• _TASK TO CARRY OUT_: Copy the passage on cubic splines from the words "OpenSCvx supports cubic" through "under the hood.", and switch every "breakpoints" to "knots".

OpenSCvx supports cubic splines via the ox.Cinterp(x, xp, fp) operator. Given breakpoints xp and values fp (both NumPy arrays, known at problem construction time), it evaluates the natural cubic spline at the symbolic query point x. This is the symbolic analog of scipy.interpolate.CubicSpline — in fact, it uses the same coefficients under the hood.

With the tiled data in hand, building the reference path is straightforward:

p_ref = ox.Concat(
    ox.Cinterp(progress[0], s_data, px_data),
    ox.Cinterp(progress[0], s_data, py_data),
)

The tangent field requires a bit more care for this example. We compute the derivative of the cubic spline at the breakpoints using SciPy, normalize to get unit tangents, and then interpolate those with a second ox.Cinterp:

from scipy.interpolate import CubicSpline as _CS

_dpx = _CS(s_data, px_data)(s_data, 1)  # Derivative at breakpoints
_dpy = _CS(s_data, py_data)(s_data, 1)
_tnorm = np.sqrt(_dpx**2 + _dpy**2)

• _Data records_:
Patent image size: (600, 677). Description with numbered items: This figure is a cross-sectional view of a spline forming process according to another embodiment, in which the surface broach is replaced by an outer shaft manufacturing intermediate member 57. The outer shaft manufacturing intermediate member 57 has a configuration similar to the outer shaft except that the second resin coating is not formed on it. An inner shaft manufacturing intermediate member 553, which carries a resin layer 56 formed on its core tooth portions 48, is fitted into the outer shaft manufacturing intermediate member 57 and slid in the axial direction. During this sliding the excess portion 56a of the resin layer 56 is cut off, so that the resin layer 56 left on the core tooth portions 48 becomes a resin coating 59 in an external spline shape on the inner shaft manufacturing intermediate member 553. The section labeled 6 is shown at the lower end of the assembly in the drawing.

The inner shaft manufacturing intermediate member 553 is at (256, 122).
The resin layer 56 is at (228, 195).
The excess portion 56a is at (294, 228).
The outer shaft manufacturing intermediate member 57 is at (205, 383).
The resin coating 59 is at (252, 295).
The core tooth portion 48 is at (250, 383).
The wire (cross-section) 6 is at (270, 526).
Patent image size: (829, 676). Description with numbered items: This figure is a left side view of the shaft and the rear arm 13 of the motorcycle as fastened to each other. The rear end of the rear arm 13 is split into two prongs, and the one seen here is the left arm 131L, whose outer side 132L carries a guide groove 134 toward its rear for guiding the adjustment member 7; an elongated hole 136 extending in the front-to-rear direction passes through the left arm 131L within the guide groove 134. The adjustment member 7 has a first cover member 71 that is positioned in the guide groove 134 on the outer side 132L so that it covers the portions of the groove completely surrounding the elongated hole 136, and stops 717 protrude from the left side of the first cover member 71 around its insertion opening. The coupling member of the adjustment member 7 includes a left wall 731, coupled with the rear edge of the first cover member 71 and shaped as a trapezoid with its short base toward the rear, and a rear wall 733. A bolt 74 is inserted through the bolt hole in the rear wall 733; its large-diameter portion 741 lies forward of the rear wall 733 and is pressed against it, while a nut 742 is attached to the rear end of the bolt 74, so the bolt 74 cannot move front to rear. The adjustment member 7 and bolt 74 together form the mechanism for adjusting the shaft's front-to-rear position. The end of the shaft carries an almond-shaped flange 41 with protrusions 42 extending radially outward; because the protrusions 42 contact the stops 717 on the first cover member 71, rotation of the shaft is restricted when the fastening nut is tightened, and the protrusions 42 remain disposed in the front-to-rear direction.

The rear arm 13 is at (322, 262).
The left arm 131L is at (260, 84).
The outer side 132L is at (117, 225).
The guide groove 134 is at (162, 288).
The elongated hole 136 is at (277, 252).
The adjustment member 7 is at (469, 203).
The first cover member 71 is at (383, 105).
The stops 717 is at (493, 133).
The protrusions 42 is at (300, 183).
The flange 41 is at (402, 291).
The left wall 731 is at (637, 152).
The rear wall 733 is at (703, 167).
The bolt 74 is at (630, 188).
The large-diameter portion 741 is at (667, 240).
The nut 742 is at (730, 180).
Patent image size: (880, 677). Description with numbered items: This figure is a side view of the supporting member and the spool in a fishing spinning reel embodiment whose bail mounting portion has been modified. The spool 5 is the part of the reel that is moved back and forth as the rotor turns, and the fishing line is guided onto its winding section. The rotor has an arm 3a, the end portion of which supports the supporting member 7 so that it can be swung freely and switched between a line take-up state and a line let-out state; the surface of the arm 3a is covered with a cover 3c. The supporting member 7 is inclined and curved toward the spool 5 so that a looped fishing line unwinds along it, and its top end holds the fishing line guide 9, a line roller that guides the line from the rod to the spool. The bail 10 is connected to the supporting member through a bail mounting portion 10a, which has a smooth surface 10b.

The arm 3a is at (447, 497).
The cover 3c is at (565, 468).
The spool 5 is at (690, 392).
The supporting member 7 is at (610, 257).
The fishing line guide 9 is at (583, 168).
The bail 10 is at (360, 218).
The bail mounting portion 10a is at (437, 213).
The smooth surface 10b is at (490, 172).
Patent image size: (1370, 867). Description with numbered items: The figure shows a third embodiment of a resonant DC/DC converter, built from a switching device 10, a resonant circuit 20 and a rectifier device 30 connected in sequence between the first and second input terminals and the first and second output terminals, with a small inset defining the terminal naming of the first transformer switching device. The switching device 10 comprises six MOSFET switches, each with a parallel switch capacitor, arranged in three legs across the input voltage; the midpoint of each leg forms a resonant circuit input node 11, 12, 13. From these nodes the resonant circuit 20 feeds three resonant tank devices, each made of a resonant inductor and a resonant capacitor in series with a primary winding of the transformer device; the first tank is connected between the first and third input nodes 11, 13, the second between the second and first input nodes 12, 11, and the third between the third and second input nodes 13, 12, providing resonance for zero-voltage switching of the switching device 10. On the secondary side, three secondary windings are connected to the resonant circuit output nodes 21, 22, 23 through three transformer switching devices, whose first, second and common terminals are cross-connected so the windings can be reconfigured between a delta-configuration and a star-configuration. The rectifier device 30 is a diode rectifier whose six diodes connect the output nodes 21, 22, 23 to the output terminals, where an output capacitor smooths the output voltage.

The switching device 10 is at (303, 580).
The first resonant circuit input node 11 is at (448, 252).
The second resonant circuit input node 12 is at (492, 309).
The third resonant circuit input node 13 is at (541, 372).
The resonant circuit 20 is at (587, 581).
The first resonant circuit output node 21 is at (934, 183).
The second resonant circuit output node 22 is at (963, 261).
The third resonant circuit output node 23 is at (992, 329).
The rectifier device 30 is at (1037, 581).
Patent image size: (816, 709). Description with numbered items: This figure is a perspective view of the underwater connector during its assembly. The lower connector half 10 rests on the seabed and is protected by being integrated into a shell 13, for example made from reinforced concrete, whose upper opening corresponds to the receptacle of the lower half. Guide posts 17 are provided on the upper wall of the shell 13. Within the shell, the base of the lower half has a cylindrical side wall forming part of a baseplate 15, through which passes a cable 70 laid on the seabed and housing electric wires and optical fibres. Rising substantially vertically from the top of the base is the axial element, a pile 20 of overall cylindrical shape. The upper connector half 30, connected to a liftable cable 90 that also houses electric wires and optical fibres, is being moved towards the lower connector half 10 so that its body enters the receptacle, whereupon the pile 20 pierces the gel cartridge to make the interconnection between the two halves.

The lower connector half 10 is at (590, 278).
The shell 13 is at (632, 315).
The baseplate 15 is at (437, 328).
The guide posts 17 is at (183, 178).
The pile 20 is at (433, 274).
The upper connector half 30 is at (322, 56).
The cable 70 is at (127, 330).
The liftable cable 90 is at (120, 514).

• _EXERCISE ANSWER_:
OpenSCvx supports cubic splines via the ox.Cinterp(x, xp, fp) operator. Given knots xp and values fp (both NumPy arrays, known at problem construction time), it evaluates the natural cubic spline at the symbolic query point x. This is the symbolic analog of scipy.interpolate.CubicSpline — in fact, it uses the same coefficients under the hood.